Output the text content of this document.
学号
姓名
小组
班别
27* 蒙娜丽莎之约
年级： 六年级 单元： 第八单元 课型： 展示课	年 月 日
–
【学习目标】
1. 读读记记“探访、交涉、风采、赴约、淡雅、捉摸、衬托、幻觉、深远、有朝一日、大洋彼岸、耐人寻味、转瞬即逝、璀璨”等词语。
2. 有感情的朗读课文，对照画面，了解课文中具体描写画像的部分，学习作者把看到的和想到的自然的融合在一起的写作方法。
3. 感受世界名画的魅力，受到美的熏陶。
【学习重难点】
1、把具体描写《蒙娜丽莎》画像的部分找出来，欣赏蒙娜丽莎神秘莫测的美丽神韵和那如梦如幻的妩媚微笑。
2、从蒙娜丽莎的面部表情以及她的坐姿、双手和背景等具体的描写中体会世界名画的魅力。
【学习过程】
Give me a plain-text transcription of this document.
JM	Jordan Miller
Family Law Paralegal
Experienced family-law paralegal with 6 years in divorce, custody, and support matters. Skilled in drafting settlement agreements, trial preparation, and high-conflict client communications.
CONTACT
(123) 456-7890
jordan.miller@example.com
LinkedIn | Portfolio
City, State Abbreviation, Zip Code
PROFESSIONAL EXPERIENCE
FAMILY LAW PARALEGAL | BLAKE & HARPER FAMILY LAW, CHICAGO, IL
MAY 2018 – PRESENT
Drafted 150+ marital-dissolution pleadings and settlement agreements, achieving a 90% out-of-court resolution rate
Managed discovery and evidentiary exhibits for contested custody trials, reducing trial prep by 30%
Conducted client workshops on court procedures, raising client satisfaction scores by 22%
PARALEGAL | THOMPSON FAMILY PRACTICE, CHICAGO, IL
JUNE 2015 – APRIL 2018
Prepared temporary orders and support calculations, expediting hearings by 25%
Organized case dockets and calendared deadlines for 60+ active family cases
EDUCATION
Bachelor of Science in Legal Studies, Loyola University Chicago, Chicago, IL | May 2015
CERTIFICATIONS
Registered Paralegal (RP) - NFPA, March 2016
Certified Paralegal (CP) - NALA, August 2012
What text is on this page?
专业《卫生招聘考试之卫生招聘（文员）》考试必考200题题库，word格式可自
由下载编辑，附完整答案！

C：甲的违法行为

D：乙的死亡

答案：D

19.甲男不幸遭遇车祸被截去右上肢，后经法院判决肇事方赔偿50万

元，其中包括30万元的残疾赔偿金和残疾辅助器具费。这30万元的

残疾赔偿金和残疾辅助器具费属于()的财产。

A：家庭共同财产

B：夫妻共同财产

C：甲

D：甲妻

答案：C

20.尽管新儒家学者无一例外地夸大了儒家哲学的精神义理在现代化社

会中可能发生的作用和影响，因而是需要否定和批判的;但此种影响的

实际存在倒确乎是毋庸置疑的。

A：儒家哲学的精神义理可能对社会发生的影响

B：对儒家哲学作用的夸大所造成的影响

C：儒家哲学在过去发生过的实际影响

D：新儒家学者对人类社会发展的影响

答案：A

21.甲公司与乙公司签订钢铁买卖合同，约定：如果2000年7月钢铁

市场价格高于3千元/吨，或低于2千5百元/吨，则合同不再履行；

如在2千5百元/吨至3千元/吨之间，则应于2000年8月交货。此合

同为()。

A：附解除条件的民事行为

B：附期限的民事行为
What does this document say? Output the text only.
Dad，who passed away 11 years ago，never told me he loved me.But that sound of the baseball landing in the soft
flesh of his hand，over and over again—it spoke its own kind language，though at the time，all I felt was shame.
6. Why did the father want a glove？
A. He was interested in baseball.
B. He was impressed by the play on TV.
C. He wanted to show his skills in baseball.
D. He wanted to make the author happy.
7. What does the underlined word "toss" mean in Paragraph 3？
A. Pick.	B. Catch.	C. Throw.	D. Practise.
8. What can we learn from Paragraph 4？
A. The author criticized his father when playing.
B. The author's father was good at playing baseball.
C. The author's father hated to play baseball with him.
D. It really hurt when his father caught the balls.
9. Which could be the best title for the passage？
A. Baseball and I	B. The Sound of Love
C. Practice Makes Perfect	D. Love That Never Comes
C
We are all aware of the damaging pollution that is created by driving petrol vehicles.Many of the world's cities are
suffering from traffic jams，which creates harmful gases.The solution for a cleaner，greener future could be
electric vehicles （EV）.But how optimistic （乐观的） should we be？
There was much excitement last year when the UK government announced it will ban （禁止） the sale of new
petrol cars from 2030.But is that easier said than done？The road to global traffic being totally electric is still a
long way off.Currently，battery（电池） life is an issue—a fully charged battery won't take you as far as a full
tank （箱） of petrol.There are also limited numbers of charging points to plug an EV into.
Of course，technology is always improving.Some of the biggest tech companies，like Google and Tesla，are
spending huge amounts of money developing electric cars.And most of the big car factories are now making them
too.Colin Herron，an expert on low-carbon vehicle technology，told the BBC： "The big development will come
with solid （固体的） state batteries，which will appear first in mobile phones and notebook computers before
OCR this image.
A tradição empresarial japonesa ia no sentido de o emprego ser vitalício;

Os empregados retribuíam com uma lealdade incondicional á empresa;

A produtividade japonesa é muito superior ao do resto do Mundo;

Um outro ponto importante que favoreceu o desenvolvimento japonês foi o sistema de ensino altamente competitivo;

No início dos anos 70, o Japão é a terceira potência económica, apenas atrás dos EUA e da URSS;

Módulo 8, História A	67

::::

Each line of the material above must be retyped precisely.

Output the text content of this document.
学号
姓名
小组
班别
27* 蒙娜丽莎之约
年级： 六年级 单元： 第八单元 课型： 展示课	年 月 日
–
【学习目标】
1. 读读记记“探访、交涉、风采、赴约、淡雅、捉摸、衬托、幻觉、深远、有朝一日、大洋彼岸、耐人寻味、转瞬即逝、璀璨”等词语。
2. 有感情的朗读课文，对照画面，了解课文中具体描写画像的部分，学习作者把看到的和想到的自然的融合在一起的写作方法。
3. 感受世界名画的魅力，受到美的熏陶。
【学习重难点】
1、把具体描写《蒙娜丽莎》画像的部分找出来，欣赏蒙娜丽莎神秘莫测的美丽神韵和那如梦如幻的妩媚微笑。
2、从蒙娜丽莎的面部表情以及她的坐姿、双手和背景等具体的描写中体会世界名画的魅力。
【学习过程】
Give me a plain-text transcription of this document.
JM	Jordan Miller
Family Law Paralegal
Experienced family-law paralegal with 6 years in divorce, custody, and support matters. Skilled in drafting settlement agreements, trial preparation, and high-conflict client communications.
CONTACT
(123) 456-7890
jordan.miller@example.com
LinkedIn | Portfolio
City, State Abbreviation, Zip Code
PROFESSIONAL EXPERIENCE
FAMILY LAW PARALEGAL | BLAKE & HARPER FAMILY LAW, CHICAGO, IL
MAY 2018 – PRESENT
Drafted 150+ marital-dissolution pleadings and settlement agreements, achieving a 90% out-of-court resolution rate
Managed discovery and evidentiary exhibits for contested custody trials, reducing trial prep by 30%
Conducted client workshops on court procedures, raising client satisfaction scores by 22%
PARALEGAL | THOMPSON FAMILY PRACTICE, CHICAGO, IL
JUNE 2015 – APRIL 2018
Prepared temporary orders and support calculations, expediting hearings by 25%
Organized case dockets and calendared deadlines for 60+ active family cases
EDUCATION
Bachelor of Science in Legal Studies, Loyola University Chicago, Chicago, IL | May 2015
CERTIFICATIONS
Registered Paralegal (RP) - NFPA, March 2016
Certified Paralegal (CP) - NALA, August 2012
What text is on this page?
专业《卫生招聘考试之卫生招聘（文员）》考试必考200题题库，word格式可自
由下载编辑，附完整答案！

C：甲的违法行为

D：乙的死亡

答案：D

19.甲男不幸遭遇车祸被截去右上肢，后经法院判决肇事方赔偿50万

元，其中包括30万元的残疾赔偿金和残疾辅助器具费。这30万元的

残疾赔偿金和残疾辅助器具费属于()的财产。

A：家庭共同财产

B：夫妻共同财产

C：甲

D：甲妻

答案：C

20.尽管新儒家学者无一例外地夸大了儒家哲学的精神义理在现代化社

会中可能发生的作用和影响，因而是需要否定和批判的;但此种影响的

实际存在倒确乎是毋庸置疑的。

A：儒家哲学的精神义理可能对社会发生的影响

B：对儒家哲学作用的夸大所造成的影响

C：儒家哲学在过去发生过的实际影响

D：新儒家学者对人类社会发展的影响

答案：A

21.甲公司与乙公司签订钢铁买卖合同，约定：如果2000年7月钢铁

市场价格高于3千元/吨，或低于2千5百元/吨，则合同不再履行；

如在2千5百元/吨至3千元/吨之间，则应于2000年8月交货。此合

同为()。

A：附解除条件的民事行为

B：附期限的民事行为
What does this document say? Output the text only.
Dad，who passed away 11 years ago，never told me he loved me.But that sound of the baseball landing in the soft
flesh of his hand，over and over again—it spoke its own kind language，though at the time，all I felt was shame.
6. Why did the father want a glove？
A. He was interested in baseball.
B. He was impressed by the play on TV.
C. He wanted to show his skills in baseball.
D. He wanted to make the author happy.
7. What does the underlined word "toss" mean in Paragraph 3？
A. Pick.	B. Catch.	C. Throw.	D. Practise.
8. What can we learn from Paragraph 4？
A. The author criticized his father when playing.
B. The author's father was good at playing baseball.
C. The author's father hated to play baseball with him.
D. It really hurt when his father caught the balls.
9. Which could be the best title for the passage？
A. Baseball and I	B. The Sound of Love
C. Practice Makes Perfect	D. Love That Never Comes
C
We are all aware of the damaging pollution that is created by driving petrol vehicles.Many of the world's cities are
suffering from traffic jams，which creates harmful gases.The solution for a cleaner，greener future could be
electric vehicles （EV）.But how optimistic （乐观的） should we be？
There was much excitement last year when the UK government announced it will ban （禁止） the sale of new
petrol cars from 2030.But is that easier said than done？The road to global traffic being totally electric is still a
long way off.Currently，battery（电池） life is an issue—a fully charged battery won't take you as far as a full
tank （箱） of petrol.There are also limited numbers of charging points to plug an EV into.
Of course，technology is always improving.Some of the biggest tech companies，like Google and Tesla，are
spending huge amounts of money developing electric cars.And most of the big car factories are now making them
too.Colin Herron，an expert on low-carbon vehicle technology，told the BBC： "The big development will come
with solid （固体的） state batteries，which will appear first in mobile phones and notebook computers before
OCR this image.
A tradição empresarial japonesa ia no sentido de o emprego ser vitalício;

Os empregados retribuíam com uma lealdade incondicional á empresa;

A produtividade japonesa é muito superior ao do resto do Mundo;

Um outro ponto importante que favoreceu o desenvolvimento japonês foi o sistema de ensino altamente competitivo;

No início dos anos 70, o Japão é a terceira potência económica, apenas atrás dos EUA e da URSS;

Módulo 8, História A	67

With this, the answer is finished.